-- OBJECTIVE --
Copy out all lines in the data below containing the string "JSON".

BEGIN RECORDS FOR THIS TASK

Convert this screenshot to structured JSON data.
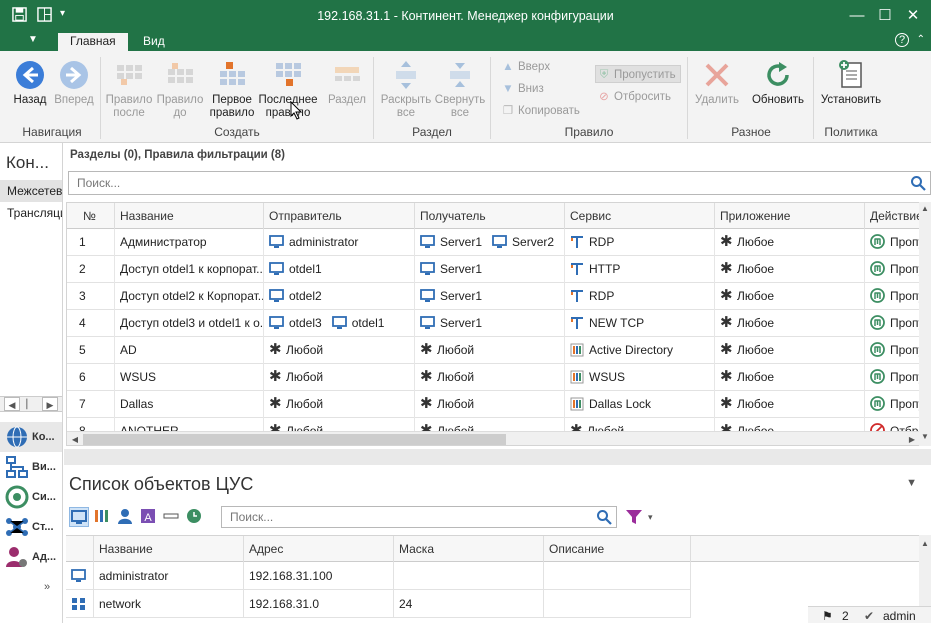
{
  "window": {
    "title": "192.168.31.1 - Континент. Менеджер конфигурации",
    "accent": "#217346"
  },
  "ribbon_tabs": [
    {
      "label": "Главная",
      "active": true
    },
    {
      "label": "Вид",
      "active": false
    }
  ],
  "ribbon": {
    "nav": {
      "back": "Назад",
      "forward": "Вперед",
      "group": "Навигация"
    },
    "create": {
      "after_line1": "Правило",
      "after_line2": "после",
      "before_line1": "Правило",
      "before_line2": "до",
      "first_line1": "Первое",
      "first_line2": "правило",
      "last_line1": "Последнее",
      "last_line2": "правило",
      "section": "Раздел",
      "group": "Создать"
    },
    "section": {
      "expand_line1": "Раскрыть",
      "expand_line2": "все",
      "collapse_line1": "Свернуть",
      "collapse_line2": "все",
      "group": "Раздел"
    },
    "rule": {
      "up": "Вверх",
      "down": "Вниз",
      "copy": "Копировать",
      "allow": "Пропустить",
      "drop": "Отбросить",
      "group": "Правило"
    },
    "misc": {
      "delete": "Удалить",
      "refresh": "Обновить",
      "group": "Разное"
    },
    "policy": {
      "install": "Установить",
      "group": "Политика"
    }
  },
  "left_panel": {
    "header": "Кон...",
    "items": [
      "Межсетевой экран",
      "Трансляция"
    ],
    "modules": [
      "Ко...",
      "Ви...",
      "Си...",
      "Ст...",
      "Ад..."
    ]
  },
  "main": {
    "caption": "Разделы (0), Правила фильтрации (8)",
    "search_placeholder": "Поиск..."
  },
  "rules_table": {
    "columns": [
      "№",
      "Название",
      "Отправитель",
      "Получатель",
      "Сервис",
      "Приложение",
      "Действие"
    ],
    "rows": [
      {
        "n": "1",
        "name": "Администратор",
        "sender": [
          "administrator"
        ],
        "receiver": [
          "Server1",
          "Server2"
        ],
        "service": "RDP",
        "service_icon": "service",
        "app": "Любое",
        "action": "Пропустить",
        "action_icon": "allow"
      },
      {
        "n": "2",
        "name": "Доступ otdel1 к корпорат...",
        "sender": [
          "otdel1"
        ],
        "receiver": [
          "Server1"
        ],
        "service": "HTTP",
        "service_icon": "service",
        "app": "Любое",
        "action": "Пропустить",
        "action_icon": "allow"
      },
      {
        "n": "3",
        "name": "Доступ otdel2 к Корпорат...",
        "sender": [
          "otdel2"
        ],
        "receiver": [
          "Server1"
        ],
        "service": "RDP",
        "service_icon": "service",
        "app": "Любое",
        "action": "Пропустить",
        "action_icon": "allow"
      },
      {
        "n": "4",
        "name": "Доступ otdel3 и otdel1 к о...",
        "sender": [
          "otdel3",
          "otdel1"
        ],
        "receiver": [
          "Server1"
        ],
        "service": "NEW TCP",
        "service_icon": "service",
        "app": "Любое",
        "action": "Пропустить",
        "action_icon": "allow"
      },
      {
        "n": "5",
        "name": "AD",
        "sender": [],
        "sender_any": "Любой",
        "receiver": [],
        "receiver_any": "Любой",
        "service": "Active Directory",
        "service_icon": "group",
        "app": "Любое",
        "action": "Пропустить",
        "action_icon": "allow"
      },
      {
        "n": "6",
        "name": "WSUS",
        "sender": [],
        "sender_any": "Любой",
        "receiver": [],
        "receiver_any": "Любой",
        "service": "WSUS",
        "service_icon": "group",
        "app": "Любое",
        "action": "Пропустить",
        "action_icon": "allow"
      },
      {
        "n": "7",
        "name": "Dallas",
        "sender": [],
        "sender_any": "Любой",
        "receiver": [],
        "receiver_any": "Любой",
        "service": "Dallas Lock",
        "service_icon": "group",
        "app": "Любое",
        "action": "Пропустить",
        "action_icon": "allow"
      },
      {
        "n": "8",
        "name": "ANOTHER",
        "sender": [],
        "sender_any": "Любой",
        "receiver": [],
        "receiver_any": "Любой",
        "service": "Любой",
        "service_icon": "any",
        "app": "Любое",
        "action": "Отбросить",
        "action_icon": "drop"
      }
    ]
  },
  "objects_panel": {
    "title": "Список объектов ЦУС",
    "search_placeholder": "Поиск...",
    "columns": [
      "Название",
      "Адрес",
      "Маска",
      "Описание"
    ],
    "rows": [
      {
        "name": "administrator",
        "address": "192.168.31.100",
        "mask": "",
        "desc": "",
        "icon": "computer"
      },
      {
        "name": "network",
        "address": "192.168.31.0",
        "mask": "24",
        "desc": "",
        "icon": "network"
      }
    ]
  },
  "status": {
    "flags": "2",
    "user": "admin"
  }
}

END RECORDS FOR THIS TASK
BEGIN RECORDS FOR THIS TASK

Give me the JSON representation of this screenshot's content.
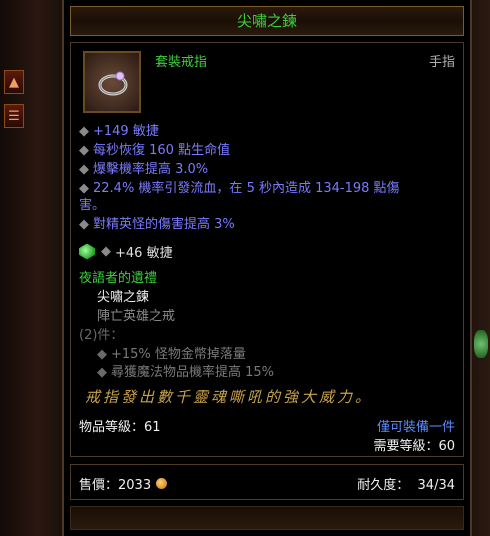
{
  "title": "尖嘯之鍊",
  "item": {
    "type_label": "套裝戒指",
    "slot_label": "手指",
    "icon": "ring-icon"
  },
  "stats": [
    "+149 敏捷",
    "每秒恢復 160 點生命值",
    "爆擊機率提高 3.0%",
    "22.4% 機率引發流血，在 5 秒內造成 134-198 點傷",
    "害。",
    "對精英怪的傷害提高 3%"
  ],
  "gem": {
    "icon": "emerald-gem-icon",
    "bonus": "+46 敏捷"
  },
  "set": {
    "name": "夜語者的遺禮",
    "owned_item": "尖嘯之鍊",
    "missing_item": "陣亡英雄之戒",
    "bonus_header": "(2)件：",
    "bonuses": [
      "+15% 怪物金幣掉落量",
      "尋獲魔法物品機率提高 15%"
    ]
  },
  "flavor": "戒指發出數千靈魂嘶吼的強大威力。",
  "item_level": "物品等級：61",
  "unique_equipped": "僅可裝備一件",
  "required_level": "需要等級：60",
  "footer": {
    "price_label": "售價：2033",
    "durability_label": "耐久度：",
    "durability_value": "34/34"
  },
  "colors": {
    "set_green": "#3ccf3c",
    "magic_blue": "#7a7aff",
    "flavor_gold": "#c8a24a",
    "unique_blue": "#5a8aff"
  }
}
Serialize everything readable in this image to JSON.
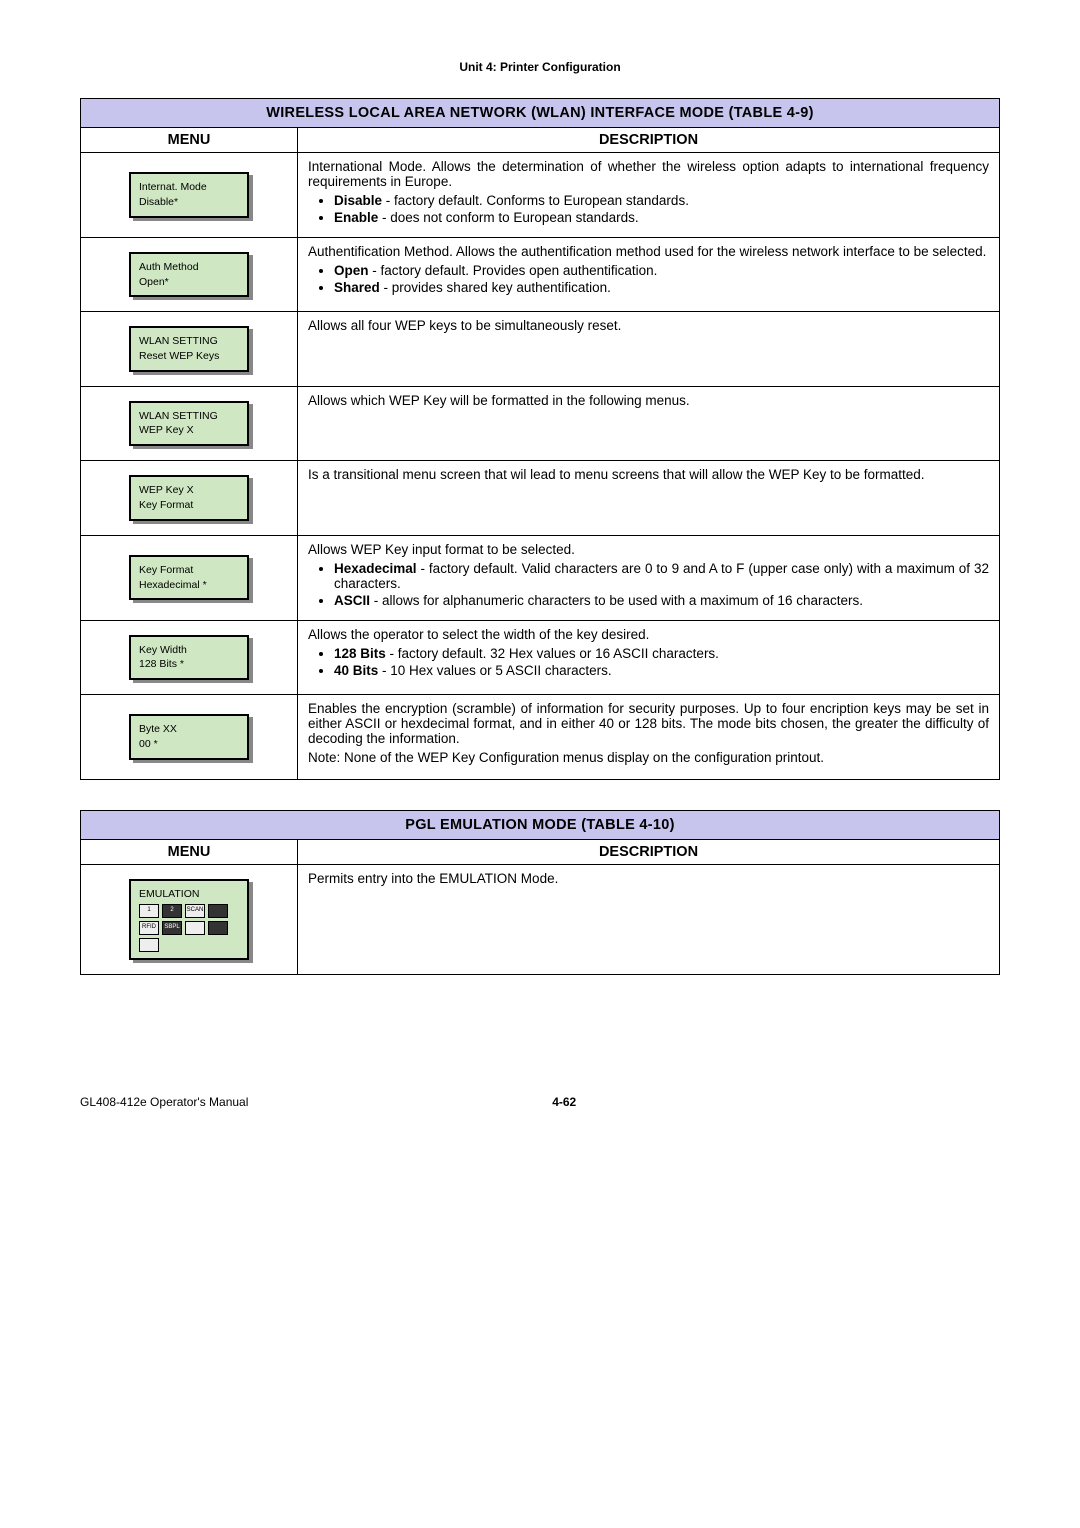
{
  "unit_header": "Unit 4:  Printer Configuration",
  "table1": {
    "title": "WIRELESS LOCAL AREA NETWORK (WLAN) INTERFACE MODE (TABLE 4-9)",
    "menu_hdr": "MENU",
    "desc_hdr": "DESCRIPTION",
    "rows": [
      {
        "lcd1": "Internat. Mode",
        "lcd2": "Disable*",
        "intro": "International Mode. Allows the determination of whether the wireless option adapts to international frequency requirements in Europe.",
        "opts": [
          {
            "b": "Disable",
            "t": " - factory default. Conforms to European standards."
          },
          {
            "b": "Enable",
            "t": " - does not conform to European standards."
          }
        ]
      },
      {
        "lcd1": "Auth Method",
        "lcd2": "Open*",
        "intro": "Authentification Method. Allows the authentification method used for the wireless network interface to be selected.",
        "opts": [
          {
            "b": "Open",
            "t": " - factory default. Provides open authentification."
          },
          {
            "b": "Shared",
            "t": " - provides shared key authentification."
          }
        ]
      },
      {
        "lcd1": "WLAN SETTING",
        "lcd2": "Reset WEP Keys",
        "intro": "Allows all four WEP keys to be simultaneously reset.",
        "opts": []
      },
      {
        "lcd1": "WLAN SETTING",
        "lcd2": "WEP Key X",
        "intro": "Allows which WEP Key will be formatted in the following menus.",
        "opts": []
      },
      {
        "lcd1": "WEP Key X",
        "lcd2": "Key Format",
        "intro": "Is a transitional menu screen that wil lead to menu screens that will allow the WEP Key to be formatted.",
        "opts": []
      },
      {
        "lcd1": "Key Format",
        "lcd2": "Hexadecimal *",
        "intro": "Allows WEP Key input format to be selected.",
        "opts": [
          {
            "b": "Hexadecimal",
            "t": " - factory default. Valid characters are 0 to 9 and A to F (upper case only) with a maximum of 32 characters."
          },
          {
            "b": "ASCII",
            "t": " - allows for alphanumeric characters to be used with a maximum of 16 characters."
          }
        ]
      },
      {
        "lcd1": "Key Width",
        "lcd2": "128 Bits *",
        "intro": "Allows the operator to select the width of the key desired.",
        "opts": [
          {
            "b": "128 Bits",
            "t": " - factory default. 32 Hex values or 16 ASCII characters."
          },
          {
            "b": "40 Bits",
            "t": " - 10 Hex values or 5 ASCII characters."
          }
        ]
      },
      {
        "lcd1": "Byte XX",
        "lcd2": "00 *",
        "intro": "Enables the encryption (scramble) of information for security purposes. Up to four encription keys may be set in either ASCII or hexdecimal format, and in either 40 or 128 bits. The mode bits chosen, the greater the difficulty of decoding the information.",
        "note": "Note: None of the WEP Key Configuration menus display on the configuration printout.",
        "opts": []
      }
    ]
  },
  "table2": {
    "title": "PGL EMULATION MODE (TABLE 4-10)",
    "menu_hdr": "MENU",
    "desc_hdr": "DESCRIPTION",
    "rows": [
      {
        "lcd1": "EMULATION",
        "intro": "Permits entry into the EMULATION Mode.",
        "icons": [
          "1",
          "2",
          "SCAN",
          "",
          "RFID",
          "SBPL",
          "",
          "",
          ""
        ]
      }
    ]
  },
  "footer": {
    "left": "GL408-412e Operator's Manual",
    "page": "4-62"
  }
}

END RECORDS FOR THIS TASK

-- THE RESULT --
Convert this screenshot to structured JSON data.
Give me the JSON representation of this screenshot's content.
Serialize everything readable in this image to JSON.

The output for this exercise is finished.